__WHAT IS EXPECTED__: In the listing below, find every line with the string "shown" and pull it out.

__INPUT MATERIAL__:
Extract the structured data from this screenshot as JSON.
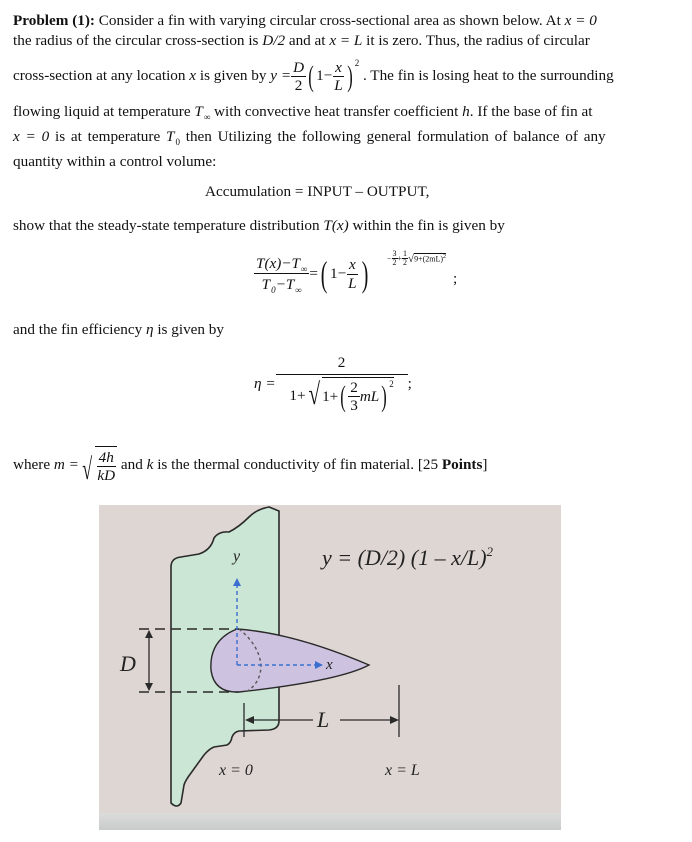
{
  "problem": {
    "heading": "Problem (1):",
    "line1": "Consider a fin with varying circular cross-sectional area as shown below.  At",
    "line1_eq": "x = 0",
    "line2_a": "the radius of the circular cross-section is",
    "line2_D2": "D/2",
    "line2_b": "and at",
    "line2_xL": "x = L",
    "line2_c": "it is zero. Thus, the radius of circular",
    "line3_a": "cross-section at any location",
    "line3_x": "x",
    "line3_b": "is given by",
    "line3_c": ". The fin is losing heat to the surrounding",
    "line4_a": "flowing liquid at temperature",
    "line4_b": "with convective heat transfer coefficient",
    "line4_h": "h",
    "line4_c": ". If the base of fin at",
    "line5_x0": "x = 0",
    "line5_a": "is at temperature",
    "line5_b": "then Utilizing the following general formulation of balance of any",
    "line6": "quantity within a control volume:",
    "balance": "Accumulation = INPUT – OUTPUT,",
    "line7_a": "show that the steady-state temperature distribution",
    "line7_T": "T(x)",
    "line7_b": "within the fin is given by",
    "line8_a": "and the fin efficiency",
    "line8_eta": "η",
    "line8_b": "is given by",
    "line9_a": "where",
    "line9_m": "m =",
    "line9_b": "and",
    "line9_k": "k",
    "line9_c": "is the thermal conductivity of fin material. [25",
    "line9_points": "Points",
    "line9_d": "]"
  },
  "equations": {
    "radius": {
      "lhs": "y =",
      "num": "D",
      "den": "2",
      "one_minus": "1−",
      "x": "x",
      "L": "L",
      "exp": "2"
    },
    "temperature": {
      "num": "T(x)−T",
      "inf": "∞",
      "den_T": "T",
      "den_0": "0",
      "den_mid": "−T",
      "eq": "=",
      "one_minus": "1−",
      "x": "x",
      "L": "L",
      "exp": "−¾+½√9+(2mL)²",
      "exp_a": "−",
      "exp_3": "3",
      "exp_2": "2",
      "exp_plus": "+",
      "exp_1": "1",
      "exp_rad": "9+(2mL)",
      "exp_sq": "2",
      "semicolon": ";"
    },
    "efficiency": {
      "eta": "η =",
      "num": "2",
      "den_a": "1+",
      "den_b": "1+",
      "frac_num": "2",
      "frac_den": "3",
      "mL": "mL",
      "sq": "2",
      "semicolon": ";"
    },
    "m_def": {
      "num": "4h",
      "den": "kD"
    },
    "T_inf": "T",
    "T_inf_sub": "∞",
    "T0": "T",
    "T0_sub": "0"
  },
  "figure": {
    "colors": {
      "background": "#ded6d3",
      "wall": "#cbe6d4",
      "fin": "#cdc3e0",
      "axis": "#3a6fd0",
      "line": "#2a2a2a",
      "shadow": "#d4d4d4"
    },
    "formula": "y = (D/2) (1 – x/L)",
    "formula_exp": "2",
    "label_y": "y",
    "label_x": "x",
    "label_D": "D",
    "label_L": "L",
    "label_x0": "x = 0",
    "label_xL": "x = L"
  }
}
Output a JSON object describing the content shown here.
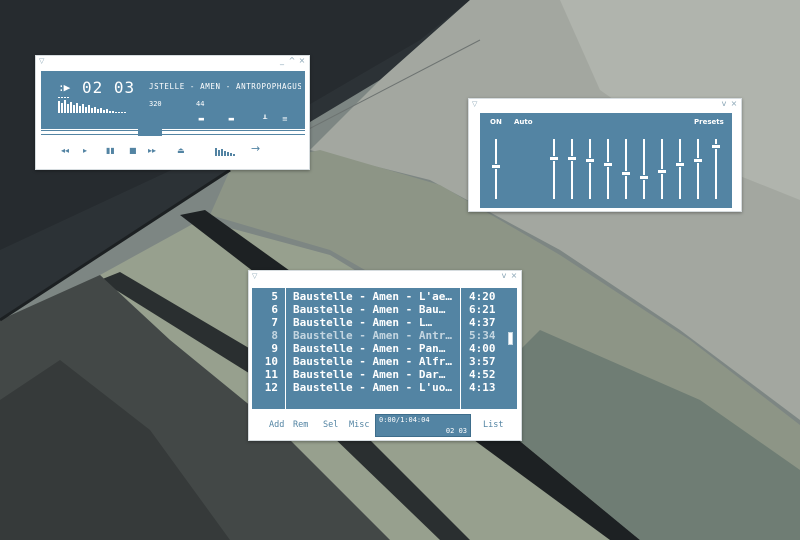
{
  "colors": {
    "accent": "#5384a3",
    "window_bg": "#ffffff",
    "text_on_accent": "#ffffff"
  },
  "player": {
    "titlebar_icons": [
      "menu-icon",
      "minimize-icon",
      "shade-icon",
      "close-icon"
    ],
    "play_indicator": ":▶",
    "time": "02 03",
    "song_marquee": "JSTELLE - AMEN - ANTROPOPHAGUS",
    "bitrate": "320",
    "samplerate": "44",
    "controls": [
      "previous-icon",
      "play-icon",
      "pause-icon",
      "stop-icon",
      "next-icon",
      "eject-icon",
      "equalizer-icon",
      "playlist-arrow-icon"
    ]
  },
  "equalizer": {
    "on_label": "ON",
    "auto_label": "Auto",
    "presets_label": "Presets",
    "preamp_level": 0.55,
    "band_levels": [
      0.7,
      0.7,
      0.65,
      0.58,
      0.42,
      0.35,
      0.45,
      0.58,
      0.65,
      0.9
    ]
  },
  "playlist": {
    "rows": [
      {
        "num": "5",
        "title": "Baustelle - Amen - L'ae…",
        "duration": "4:20",
        "dim": false
      },
      {
        "num": "6",
        "title": "Baustelle - Amen - Bau…",
        "duration": "6:21",
        "dim": false
      },
      {
        "num": "7",
        "title": "Baustelle - Amen - L…",
        "duration": "4:37",
        "dim": false
      },
      {
        "num": "8",
        "title": "Baustelle - Amen - Antr…",
        "duration": "5:34",
        "dim": true
      },
      {
        "num": "9",
        "title": "Baustelle - Amen - Pan…",
        "duration": "4:00",
        "dim": false
      },
      {
        "num": "10",
        "title": "Baustelle - Amen - Alfr…",
        "duration": "3:57",
        "dim": false
      },
      {
        "num": "11",
        "title": "Baustelle - Amen - Dar…",
        "duration": "4:52",
        "dim": false
      },
      {
        "num": "12",
        "title": "Baustelle - Amen - L'uo…",
        "duration": "4:13",
        "dim": false
      }
    ],
    "buttons": {
      "add": "Add",
      "rem": "Rem",
      "sel": "Sel",
      "misc": "Misc",
      "list": "List"
    },
    "total_time": "0:00/1:04:04",
    "current_time": "02 03"
  }
}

__ANSWER IN FULL__:
    "line1": "Consider a fin with varying circular cross-sectional area as shown below.  At",
Output a JSON object describing the content shown here.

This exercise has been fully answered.